WORK TO COMPLETE → Omit the pictures, then reproduce every remaining record exactly.

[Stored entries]
** BEGIN **

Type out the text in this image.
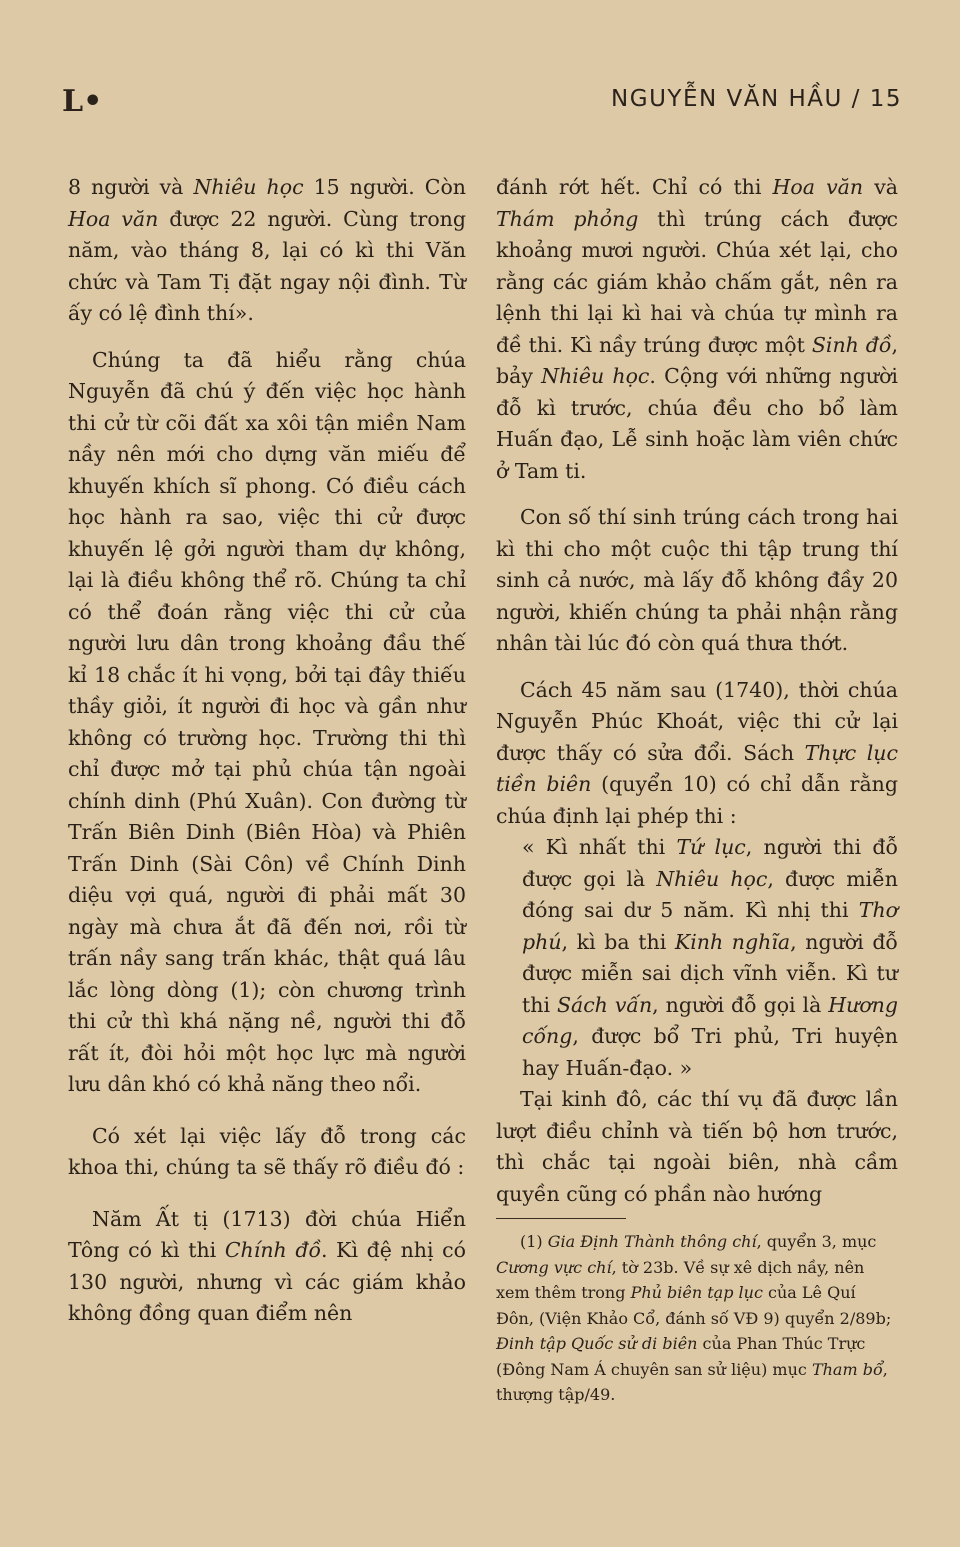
L•	NGUYỄN VĂN HẦU / 15

8 người và Nhiêu học 15 người. Còn Hoa văn được 22 người. Cùng trong năm, vào tháng 8, lại có kì thi Văn chức và Tam Tị đặt ngay nội đình. Từ ấy có lệ đình thí».

Chúng ta đã hiểu rằng chúa Nguyễn đã chú ý đến việc học hành thi cử từ cõi đất xa xôi tận miền Nam nầy nên mới cho dựng văn miếu để khuyến khích sĩ phong. Có điều cách học hành ra sao, việc thi cử được khuyến lệ gởi người tham dự không, lại là điều không thể rõ. Chúng ta chỉ có thể đoán rằng việc thi cử của người lưu dân trong khoảng đầu thế kỉ 18 chắc ít hi vọng, bởi tại đây thiếu thầy giỏi, ít người đi học và gần như không có trường học. Trường thi thì chỉ được mở tại phủ chúa tận ngoài chính dinh (Phú Xuân). Con đường từ Trấn Biên Dinh (Biên Hòa) và Phiên Trấn Dinh (Sài Côn) về Chính Dinh diệu vợi quá, người đi phải mất 30 ngày mà chưa ắt đã đến nơi, rồi từ trấn nầy sang trấn khác, thật quá lâu lắc lòng dòng (1); còn chương trình thi cử thì khá nặng nề, người thi đỗ rất ít, đòi hỏi một học lực mà người lưu dân khó có khả năng theo nổi.

Có xét lại việc lấy đỗ trong các khoa thi, chúng ta sẽ thấy rõ điều đó :

Năm Ất tị (1713) đời chúa Hiển Tông có kì thi Chính đồ. Kì đệ nhị có 130 người, nhưng vì các giám khảo không đồng quan điểm nên

đánh rớt hết. Chỉ có thi Hoa văn và Thám phỏng thì trúng cách được khoảng mươi người. Chúa xét lại, cho rằng các giám khảo chấm gắt, nên ra lệnh thi lại kì hai và chúa tự mình ra đề thi. Kì nầy trúng được một Sinh đồ, bảy Nhiêu học. Cộng với những người đỗ kì trước, chúa đều cho bổ làm Huấn đạo, Lễ sinh hoặc làm viên chức ở Tam ti.

Con số thí sinh trúng cách trong hai kì thi cho một cuộc thi tập trung thí sinh cả nước, mà lấy đỗ không đầy 20 người, khiến chúng ta phải nhận rằng nhân tài lúc đó còn quá thưa thớt.

Cách 45 năm sau (1740), thời chúa Nguyễn Phúc Khoát, việc thi cử lại được thấy có sửa đổi. Sách Thực lục tiền biên (quyển 10) có chỉ dẫn rằng chúa định lại phép thi :

« Kì nhất thi Tứ lục, người thi đỗ được gọi là Nhiêu học, được miễn đóng sai dư 5 năm. Kì nhị thi Thơ phú, kì ba thi Kinh nghĩa, người đỗ được miễn sai dịch vĩnh viễn. Kì tư thi Sách vấn, người đỗ gọi là Hương cống, được bổ Tri phủ, Tri huyện hay Huấn-đạo. »

Tại kinh đô, các thí vụ đã được lần lượt điều chỉnh và tiến bộ hơn trước, thì chắc tại ngoài biên, nhà cầm quyền cũng có phần nào hướng

(1) Gia Định Thành thông chí, quyển 3, mục Cương vực chí, tờ 23b. Về sự xê dịch nầy, nên xem thêm trong Phủ biên tạp lục của Lê Quí Đôn, (Viện Khảo Cổ, đánh số VĐ 9) quyển 2/89b; Đinh tập Quốc sử di biên của Phan Thúc Trực (Đông Nam Á chuyên san sử liệu) mục Tham bổ, thượng tập/49.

** END **

COMPLETED EXERCISE →
Type out the text in this image.
L•	NGUYỄN VĂN HẦU / 15

8 người và Nhiêu học 15 người. Còn Hoa văn được 22 người. Cùng trong năm, vào tháng 8, lại có kì thi Văn chức và Tam Tị đặt ngay nội đình. Từ ấy có lệ đình thí».

Chúng ta đã hiểu rằng chúa Nguyễn đã chú ý đến việc học hành thi cử từ cõi đất xa xôi tận miền Nam nầy nên mới cho dựng văn miếu để khuyến khích sĩ phong. Có điều cách học hành ra sao, việc thi cử được khuyến lệ gởi người tham dự không, lại là điều không thể rõ. Chúng ta chỉ có thể đoán rằng việc thi cử của người lưu dân trong khoảng đầu thế kỉ 18 chắc ít hi vọng, bởi tại đây thiếu thầy giỏi, ít người đi học và gần như không có trường học. Trường thi thì chỉ được mở tại phủ chúa tận ngoài chính dinh (Phú Xuân). Con đường từ Trấn Biên Dinh (Biên Hòa) và Phiên Trấn Dinh (Sài Côn) về Chính Dinh diệu vợi quá, người đi phải mất 30 ngày mà chưa ắt đã đến nơi, rồi từ trấn nầy sang trấn khác, thật quá lâu lắc lòng dòng (1); còn chương trình thi cử thì khá nặng nề, người thi đỗ rất ít, đòi hỏi một học lực mà người lưu dân khó có khả năng theo nổi.

Có xét lại việc lấy đỗ trong các khoa thi, chúng ta sẽ thấy rõ điều đó :

Năm Ất tị (1713) đời chúa Hiển Tông có kì thi Chính đồ. Kì đệ nhị có 130 người, nhưng vì các giám khảo không đồng quan điểm nên

đánh rớt hết. Chỉ có thi Hoa văn và Thám phỏng thì trúng cách được khoảng mươi người. Chúa xét lại, cho rằng các giám khảo chấm gắt, nên ra lệnh thi lại kì hai và chúa tự mình ra đề thi. Kì nầy trúng được một Sinh đồ, bảy Nhiêu học. Cộng với những người đỗ kì trước, chúa đều cho bổ làm Huấn đạo, Lễ sinh hoặc làm viên chức ở Tam ti.

Con số thí sinh trúng cách trong hai kì thi cho một cuộc thi tập trung thí sinh cả nước, mà lấy đỗ không đầy 20 người, khiến chúng ta phải nhận rằng nhân tài lúc đó còn quá thưa thớt.

Cách 45 năm sau (1740), thời chúa Nguyễn Phúc Khoát, việc thi cử lại được thấy có sửa đổi. Sách Thực lục tiền biên (quyển 10) có chỉ dẫn rằng chúa định lại phép thi :

« Kì nhất thi Tứ lục, người thi đỗ được gọi là Nhiêu học, được miễn đóng sai dư 5 năm. Kì nhị thi Thơ phú, kì ba thi Kinh nghĩa, người đỗ được miễn sai dịch vĩnh viễn. Kì tư thi Sách vấn, người đỗ gọi là Hương cống, được bổ Tri phủ, Tri huyện hay Huấn-đạo. »

Tại kinh đô, các thí vụ đã được lần lượt điều chỉnh và tiến bộ hơn trước, thì chắc tại ngoài biên, nhà cầm quyền cũng có phần nào hướng

(1) Gia Định Thành thông chí, quyển 3, mục Cương vực chí, tờ 23b. Về sự xê dịch nầy, nên xem thêm trong Phủ biên tạp lục của Lê Quí Đôn, (Viện Khảo Cổ, đánh số VĐ 9) quyển 2/89b; Đinh tập Quốc sử di biên của Phan Thúc Trực (Đông Nam Á chuyên san sử liệu) mục Tham bổ, thượng tập/49.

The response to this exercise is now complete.